> GIVEN INSTRUCTION
Where a line of the listing below includes the word "Consommateurs", reproduce that line.

> DATASET EXTRACT
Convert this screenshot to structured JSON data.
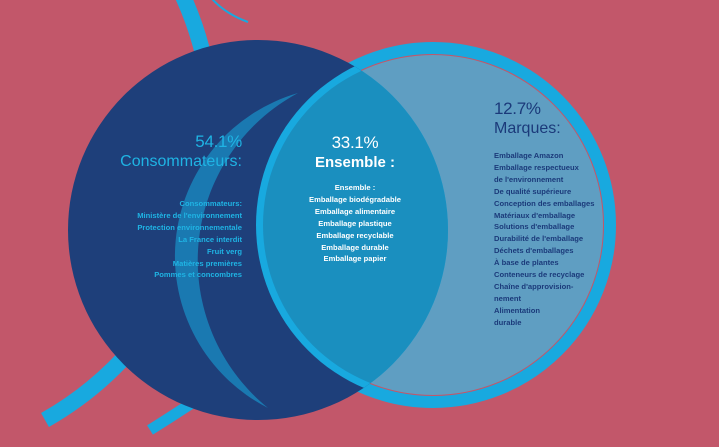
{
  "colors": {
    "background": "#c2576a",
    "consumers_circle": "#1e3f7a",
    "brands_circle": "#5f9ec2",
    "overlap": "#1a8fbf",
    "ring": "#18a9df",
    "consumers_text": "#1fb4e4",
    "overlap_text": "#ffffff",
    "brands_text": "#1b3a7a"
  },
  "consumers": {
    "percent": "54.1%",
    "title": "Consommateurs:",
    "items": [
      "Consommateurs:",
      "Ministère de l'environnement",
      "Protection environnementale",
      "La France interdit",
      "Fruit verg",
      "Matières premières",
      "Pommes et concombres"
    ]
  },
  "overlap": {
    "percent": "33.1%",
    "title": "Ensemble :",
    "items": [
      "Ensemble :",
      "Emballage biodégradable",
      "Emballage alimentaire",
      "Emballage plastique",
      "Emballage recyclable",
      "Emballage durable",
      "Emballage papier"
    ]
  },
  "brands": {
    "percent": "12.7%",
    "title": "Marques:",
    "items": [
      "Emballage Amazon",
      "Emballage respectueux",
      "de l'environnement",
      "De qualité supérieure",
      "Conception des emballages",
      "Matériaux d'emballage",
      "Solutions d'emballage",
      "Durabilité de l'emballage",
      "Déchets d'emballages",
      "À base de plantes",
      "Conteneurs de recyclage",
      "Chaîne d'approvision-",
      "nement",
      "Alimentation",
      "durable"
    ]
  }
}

> CORRECT ANSWER
    "title": "Consommateurs:",
      "Consommateurs:",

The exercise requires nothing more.